WHAT NEEDS TO BE DONE
In the records below, please reproduce word for word the lines starting with the line that contains "daylight-text: Daylight: 11 hours and 20" and going on through the line that contains "day-body: Sunrise: 7:52".

GIVEN DATA
____________
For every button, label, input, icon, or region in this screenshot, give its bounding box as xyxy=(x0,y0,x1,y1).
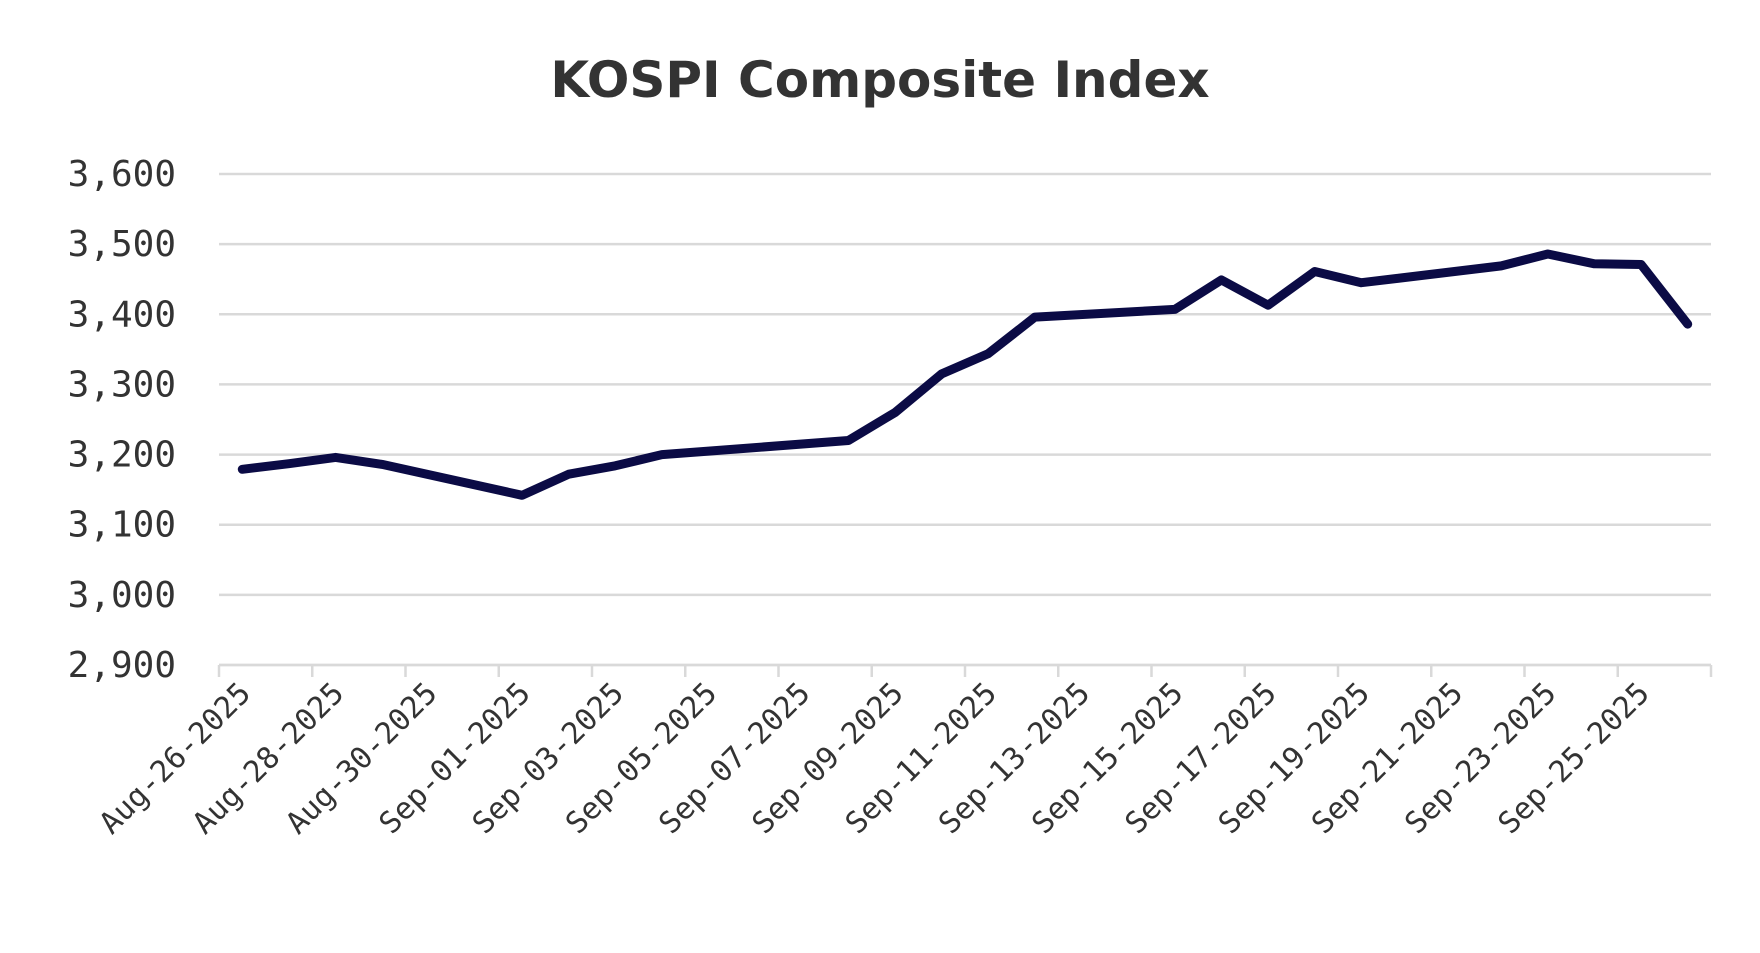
y-tick-label: 3,200 xyxy=(68,435,176,476)
y-axis: 2,900 3,000 3,100 3,200 3,300 3,400 3,500 3,600 xyxy=(68,154,176,686)
gridlines xyxy=(219,172,1711,667)
y-tick-label: 3,400 xyxy=(68,294,176,335)
series-line xyxy=(237,249,1693,500)
y-tick-label: 3,300 xyxy=(68,364,176,405)
chart-title: KOSPI Composite Index xyxy=(550,51,1209,109)
y-tick-label: 3,100 xyxy=(68,505,176,546)
x-axis: Aug-26-2025Aug-28-2025Aug-30-2025Sep-01-… xyxy=(93,663,1713,841)
y-tick-label: 3,600 xyxy=(68,154,176,195)
y-tick-label: 3,000 xyxy=(68,575,176,616)
series-group: Aug-26-2025: 3179Aug-27-2025: 3187Aug-28… xyxy=(237,249,1693,500)
y-tick-label: 3,500 xyxy=(68,224,176,265)
y-tick-label: 2,900 xyxy=(68,645,176,686)
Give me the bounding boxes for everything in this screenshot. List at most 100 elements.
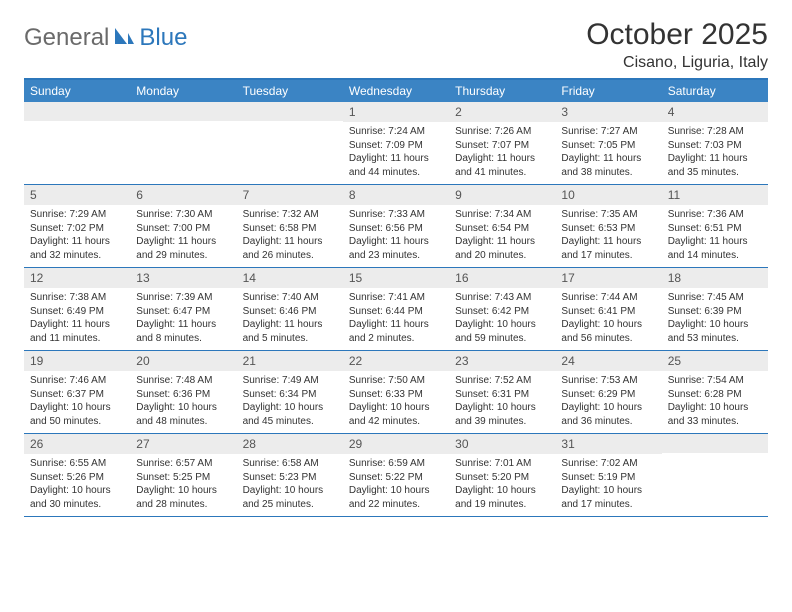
daylight-text: Daylight: 11 hours and 20 minutes. (455, 235, 549, 262)
day-cell: 10Sunrise: 7:35 AMSunset: 6:53 PMDayligh… (555, 185, 661, 267)
sunset-text: Sunset: 5:19 PM (561, 471, 655, 485)
day-body: Sunrise: 7:52 AMSunset: 6:31 PMDaylight:… (449, 371, 555, 433)
sunset-text: Sunset: 7:03 PM (668, 139, 762, 153)
day-number: 30 (449, 434, 555, 454)
day-cell: 7Sunrise: 7:32 AMSunset: 6:58 PMDaylight… (237, 185, 343, 267)
day-cell (24, 102, 130, 184)
day-body: Sunrise: 7:50 AMSunset: 6:33 PMDaylight:… (343, 371, 449, 433)
daylight-text: Daylight: 11 hours and 14 minutes. (668, 235, 762, 262)
day-cell: 26Sunrise: 6:55 AMSunset: 5:26 PMDayligh… (24, 434, 130, 516)
sunset-text: Sunset: 6:28 PM (668, 388, 762, 402)
day-body: Sunrise: 7:29 AMSunset: 7:02 PMDaylight:… (24, 205, 130, 267)
week-row: 1Sunrise: 7:24 AMSunset: 7:09 PMDaylight… (24, 102, 768, 185)
day-body: Sunrise: 6:55 AMSunset: 5:26 PMDaylight:… (24, 454, 130, 516)
weekday-header: Friday (555, 80, 661, 102)
sunset-text: Sunset: 6:54 PM (455, 222, 549, 236)
day-number: 26 (24, 434, 130, 454)
sunrise-text: Sunrise: 6:59 AM (349, 457, 443, 471)
day-cell: 23Sunrise: 7:52 AMSunset: 6:31 PMDayligh… (449, 351, 555, 433)
day-body: Sunrise: 7:28 AMSunset: 7:03 PMDaylight:… (662, 122, 768, 184)
day-body: Sunrise: 6:57 AMSunset: 5:25 PMDaylight:… (130, 454, 236, 516)
daylight-text: Daylight: 11 hours and 44 minutes. (349, 152, 443, 179)
day-body: Sunrise: 7:24 AMSunset: 7:09 PMDaylight:… (343, 122, 449, 184)
sunrise-text: Sunrise: 7:38 AM (30, 291, 124, 305)
day-number: 31 (555, 434, 661, 454)
sunset-text: Sunset: 6:58 PM (243, 222, 337, 236)
calendar-grid: Sunday Monday Tuesday Wednesday Thursday… (24, 78, 768, 517)
daylight-text: Daylight: 11 hours and 35 minutes. (668, 152, 762, 179)
day-cell: 17Sunrise: 7:44 AMSunset: 6:41 PMDayligh… (555, 268, 661, 350)
day-number: 16 (449, 268, 555, 288)
sunrise-text: Sunrise: 7:35 AM (561, 208, 655, 222)
day-body: Sunrise: 7:39 AMSunset: 6:47 PMDaylight:… (130, 288, 236, 350)
day-cell: 1Sunrise: 7:24 AMSunset: 7:09 PMDaylight… (343, 102, 449, 184)
day-number: 19 (24, 351, 130, 371)
daylight-text: Daylight: 11 hours and 5 minutes. (243, 318, 337, 345)
day-number: 4 (662, 102, 768, 122)
sunrise-text: Sunrise: 7:27 AM (561, 125, 655, 139)
day-cell: 4Sunrise: 7:28 AMSunset: 7:03 PMDaylight… (662, 102, 768, 184)
sunrise-text: Sunrise: 7:34 AM (455, 208, 549, 222)
day-body (237, 121, 343, 177)
daylight-text: Daylight: 11 hours and 11 minutes. (30, 318, 124, 345)
day-cell: 3Sunrise: 7:27 AMSunset: 7:05 PMDaylight… (555, 102, 661, 184)
day-number: 15 (343, 268, 449, 288)
daylight-text: Daylight: 10 hours and 33 minutes. (668, 401, 762, 428)
daylight-text: Daylight: 10 hours and 48 minutes. (136, 401, 230, 428)
day-number: 9 (449, 185, 555, 205)
day-number: 21 (237, 351, 343, 371)
day-body: Sunrise: 7:46 AMSunset: 6:37 PMDaylight:… (24, 371, 130, 433)
day-body: Sunrise: 7:44 AMSunset: 6:41 PMDaylight:… (555, 288, 661, 350)
daylight-text: Daylight: 11 hours and 41 minutes. (455, 152, 549, 179)
day-number: 8 (343, 185, 449, 205)
weekday-header: Saturday (662, 80, 768, 102)
day-cell: 29Sunrise: 6:59 AMSunset: 5:22 PMDayligh… (343, 434, 449, 516)
sunrise-text: Sunrise: 7:32 AM (243, 208, 337, 222)
day-body: Sunrise: 7:49 AMSunset: 6:34 PMDaylight:… (237, 371, 343, 433)
day-cell: 12Sunrise: 7:38 AMSunset: 6:49 PMDayligh… (24, 268, 130, 350)
header: General Blue October 2025 Cisano, Liguri… (24, 18, 768, 72)
day-cell: 16Sunrise: 7:43 AMSunset: 6:42 PMDayligh… (449, 268, 555, 350)
day-number: 14 (237, 268, 343, 288)
day-number: 11 (662, 185, 768, 205)
day-body: Sunrise: 7:34 AMSunset: 6:54 PMDaylight:… (449, 205, 555, 267)
day-body: Sunrise: 7:43 AMSunset: 6:42 PMDaylight:… (449, 288, 555, 350)
sunrise-text: Sunrise: 6:55 AM (30, 457, 124, 471)
sunrise-text: Sunrise: 7:50 AM (349, 374, 443, 388)
day-number: 10 (555, 185, 661, 205)
day-cell: 27Sunrise: 6:57 AMSunset: 5:25 PMDayligh… (130, 434, 236, 516)
sunset-text: Sunset: 6:33 PM (349, 388, 443, 402)
sunrise-text: Sunrise: 7:40 AM (243, 291, 337, 305)
sunrise-text: Sunrise: 7:54 AM (668, 374, 762, 388)
day-cell: 14Sunrise: 7:40 AMSunset: 6:46 PMDayligh… (237, 268, 343, 350)
day-body: Sunrise: 7:27 AMSunset: 7:05 PMDaylight:… (555, 122, 661, 184)
daylight-text: Daylight: 10 hours and 39 minutes. (455, 401, 549, 428)
day-number: 27 (130, 434, 236, 454)
day-cell: 9Sunrise: 7:34 AMSunset: 6:54 PMDaylight… (449, 185, 555, 267)
day-body: Sunrise: 7:54 AMSunset: 6:28 PMDaylight:… (662, 371, 768, 433)
day-cell: 25Sunrise: 7:54 AMSunset: 6:28 PMDayligh… (662, 351, 768, 433)
day-cell: 24Sunrise: 7:53 AMSunset: 6:29 PMDayligh… (555, 351, 661, 433)
sunset-text: Sunset: 6:36 PM (136, 388, 230, 402)
daylight-text: Daylight: 11 hours and 38 minutes. (561, 152, 655, 179)
sunset-text: Sunset: 6:37 PM (30, 388, 124, 402)
month-title: October 2025 (586, 18, 768, 52)
week-row: 12Sunrise: 7:38 AMSunset: 6:49 PMDayligh… (24, 268, 768, 351)
day-body: Sunrise: 7:38 AMSunset: 6:49 PMDaylight:… (24, 288, 130, 350)
brand-part1: General (24, 24, 109, 52)
day-body (24, 121, 130, 177)
day-cell: 30Sunrise: 7:01 AMSunset: 5:20 PMDayligh… (449, 434, 555, 516)
sunset-text: Sunset: 6:34 PM (243, 388, 337, 402)
sunrise-text: Sunrise: 7:28 AM (668, 125, 762, 139)
day-number: 2 (449, 102, 555, 122)
daylight-text: Daylight: 11 hours and 8 minutes. (136, 318, 230, 345)
sunset-text: Sunset: 7:02 PM (30, 222, 124, 236)
day-number: 12 (24, 268, 130, 288)
daylight-text: Daylight: 10 hours and 28 minutes. (136, 484, 230, 511)
sunrise-text: Sunrise: 7:52 AM (455, 374, 549, 388)
day-body: Sunrise: 7:53 AMSunset: 6:29 PMDaylight:… (555, 371, 661, 433)
day-number: 7 (237, 185, 343, 205)
day-cell: 28Sunrise: 6:58 AMSunset: 5:23 PMDayligh… (237, 434, 343, 516)
daylight-text: Daylight: 10 hours and 17 minutes. (561, 484, 655, 511)
sunset-text: Sunset: 7:07 PM (455, 139, 549, 153)
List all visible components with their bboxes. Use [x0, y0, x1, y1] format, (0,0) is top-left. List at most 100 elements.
____________
THE ANSWER
daylight-text: Daylight: 11 hours and 20 minutes. (455, 235, 549, 262)
day-cell: 10Sunrise: 7:35 AMSunset: 6:53 PMDayligh… (555, 185, 661, 267)
sunset-text: Sunset: 5:19 PM (561, 471, 655, 485)
day-body: Sunrise: 7:52 AMSunset: 6:31 PMDaylight:… (449, 371, 555, 433)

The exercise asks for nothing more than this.